### COMPLETE THE FOLLOWING
- A) Shorten the paragraph in the Tesla Autopilot passage that begins "To set the stage," keeping its main facts.
- B) From the Tesla Autopilot passage, reproduce word for word the part that opens with the words containing "All this advertising" and closes with "least not yet.".
- C) In the Tesla Autopilot passage, on what date did Tesla reveal that someone had died in a crash with Autopilot enabled?

In short, the Ford Pinto was done-in more by the perception that Ford withheld vital information than by the actual risk the car posed to its occupants.

The Tesla

Fast forward nearly forty years.  While the technology may have changed, the human equation has not.  This time the issue of withholding vital information from the marketplace falls squarely on the Tesla Motor Company.  At issue is again a perception of safety and what responsibilities the manufacturer has to warn its customers.

To set the stage, we need to step back a bit to the fall of 2014.  In an article dated October 9, CNET’s Wayne Cunningham gushes over the new features of the Model S, in particular, the set of advanced driver assistance features that enable adaptive cruise control and lane keeping assist.  Cunningham notes that each Model S bears a forward-looking radar and camera and panoramic ultra-sonic sensors that enable the vehicle to ‘see’ speed limit signs and follow ‘curvy’ lane lines.  Tesla Motors branded this new feature Autopilot, which, according to their website,

… allows Model S to steer within a lane, change lanes with the simple tap of a turn signal, and manage speed by using active, traffic-aware cruise control. Digital control of motors, brakes, and steering helps avoid collisions from the front and sides, and prevents the car from wandering off the road. Autopilot also enables your car to scan for a parking space and parallel park on command. And our new Summon feature lets you "call" your car from your phone so it can come greet you at the front door in the morning.

– Tesla Motors

All this advertising sounds great but the fly in the ointment came about 18 months later, when on June 30, 2016, Tesla revealed that someone had lost their life in a traffic accident on May 7th with Autopilot enabled.

Tesla Autopilot Death

The news reaction, while so far more measured than the Mother Jones piece on the Pinto, still sought for the sensational angle.  For example, consider the opening paragraphs in the article What Tesla Autopilot crash means for self-driving cars by Greg Gardener

This summer, autonomous cars collided with reality.

All those sensors and cameras and spinning cylinders of laser beams don't know as much as we thought they did. At least not yet.

### MATERIAL SHOWN
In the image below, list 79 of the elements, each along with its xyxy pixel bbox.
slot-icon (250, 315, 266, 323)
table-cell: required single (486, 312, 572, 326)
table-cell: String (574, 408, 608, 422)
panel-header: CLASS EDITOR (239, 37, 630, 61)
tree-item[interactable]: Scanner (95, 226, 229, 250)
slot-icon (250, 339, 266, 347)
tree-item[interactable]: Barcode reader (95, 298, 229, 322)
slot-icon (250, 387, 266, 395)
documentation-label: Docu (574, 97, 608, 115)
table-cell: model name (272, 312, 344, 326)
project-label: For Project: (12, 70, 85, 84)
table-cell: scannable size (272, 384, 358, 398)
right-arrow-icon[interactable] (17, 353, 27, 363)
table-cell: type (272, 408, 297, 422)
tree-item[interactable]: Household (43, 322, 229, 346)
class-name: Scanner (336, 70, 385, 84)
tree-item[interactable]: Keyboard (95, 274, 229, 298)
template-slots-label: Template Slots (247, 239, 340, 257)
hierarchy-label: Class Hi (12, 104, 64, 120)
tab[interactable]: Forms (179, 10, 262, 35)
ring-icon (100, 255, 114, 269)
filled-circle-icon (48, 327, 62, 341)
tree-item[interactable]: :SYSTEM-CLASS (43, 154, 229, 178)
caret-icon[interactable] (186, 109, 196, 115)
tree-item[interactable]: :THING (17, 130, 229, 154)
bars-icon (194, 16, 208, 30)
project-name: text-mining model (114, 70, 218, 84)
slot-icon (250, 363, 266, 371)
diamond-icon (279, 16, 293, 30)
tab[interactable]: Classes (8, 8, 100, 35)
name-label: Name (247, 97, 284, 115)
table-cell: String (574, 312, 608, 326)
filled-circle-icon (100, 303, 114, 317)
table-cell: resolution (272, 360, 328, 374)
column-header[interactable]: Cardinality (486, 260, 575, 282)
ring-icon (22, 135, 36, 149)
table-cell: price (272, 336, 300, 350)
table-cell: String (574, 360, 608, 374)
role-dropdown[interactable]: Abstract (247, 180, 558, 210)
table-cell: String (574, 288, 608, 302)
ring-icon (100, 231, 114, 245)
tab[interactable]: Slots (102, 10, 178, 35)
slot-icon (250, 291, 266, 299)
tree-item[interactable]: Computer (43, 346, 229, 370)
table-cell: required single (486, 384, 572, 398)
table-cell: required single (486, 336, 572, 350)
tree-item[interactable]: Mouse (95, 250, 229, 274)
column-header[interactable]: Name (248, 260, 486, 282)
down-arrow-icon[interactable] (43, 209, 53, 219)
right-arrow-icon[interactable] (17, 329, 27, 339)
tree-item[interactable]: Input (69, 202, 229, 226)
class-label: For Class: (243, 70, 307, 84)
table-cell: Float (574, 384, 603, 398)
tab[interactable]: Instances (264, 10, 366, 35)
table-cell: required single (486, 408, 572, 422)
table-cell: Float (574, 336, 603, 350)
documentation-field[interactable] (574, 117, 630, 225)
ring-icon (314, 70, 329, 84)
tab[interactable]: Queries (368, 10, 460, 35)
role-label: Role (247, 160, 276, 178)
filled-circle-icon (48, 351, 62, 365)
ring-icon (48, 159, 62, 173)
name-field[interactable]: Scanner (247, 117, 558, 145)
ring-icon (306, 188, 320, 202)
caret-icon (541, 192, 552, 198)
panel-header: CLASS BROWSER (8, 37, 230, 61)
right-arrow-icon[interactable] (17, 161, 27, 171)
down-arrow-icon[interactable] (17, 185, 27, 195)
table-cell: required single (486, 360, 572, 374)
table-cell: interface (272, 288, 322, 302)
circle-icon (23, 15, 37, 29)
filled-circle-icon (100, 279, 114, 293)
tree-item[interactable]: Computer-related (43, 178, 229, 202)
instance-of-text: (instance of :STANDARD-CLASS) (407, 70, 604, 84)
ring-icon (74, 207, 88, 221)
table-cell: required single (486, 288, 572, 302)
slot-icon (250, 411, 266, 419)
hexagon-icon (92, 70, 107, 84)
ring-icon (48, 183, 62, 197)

### ANSWERS TO THE PROBLEMS
- A) In an October 9, 2014 CNET article, Wayne Cunningham praised the Model S's new driver assistance features, adaptive cruise control and lane keeping assist. He noted that each car carries a forward-looking radar and camera and panoramic ultra-sonic sensors that let it "see" speed limit signs and follow curvy lane lines. Tesla Motors named this feature Autopilot.

- B)
All this advertising sounds great but the fly in the ointment came about 18 months later, when on June 30, 2016, Tesla revealed that someone had lost their life in a traffic accident on May 7th with Autopilot enabled.

Tesla Autopilot Death

The news reaction, while so far more measured than the Mother Jones piece on the Pinto, still sought for the sensational angle.  For example, consider the opening paragraphs in the article What Tesla Autopilot crash means for self-driving cars by Greg Gardener

This summer, autonomous cars collided with reality.

All those sensors and cameras and spinning cylinders of laser beams don't know as much as we thought they did. At least not yet.

- C) June 30, 2016.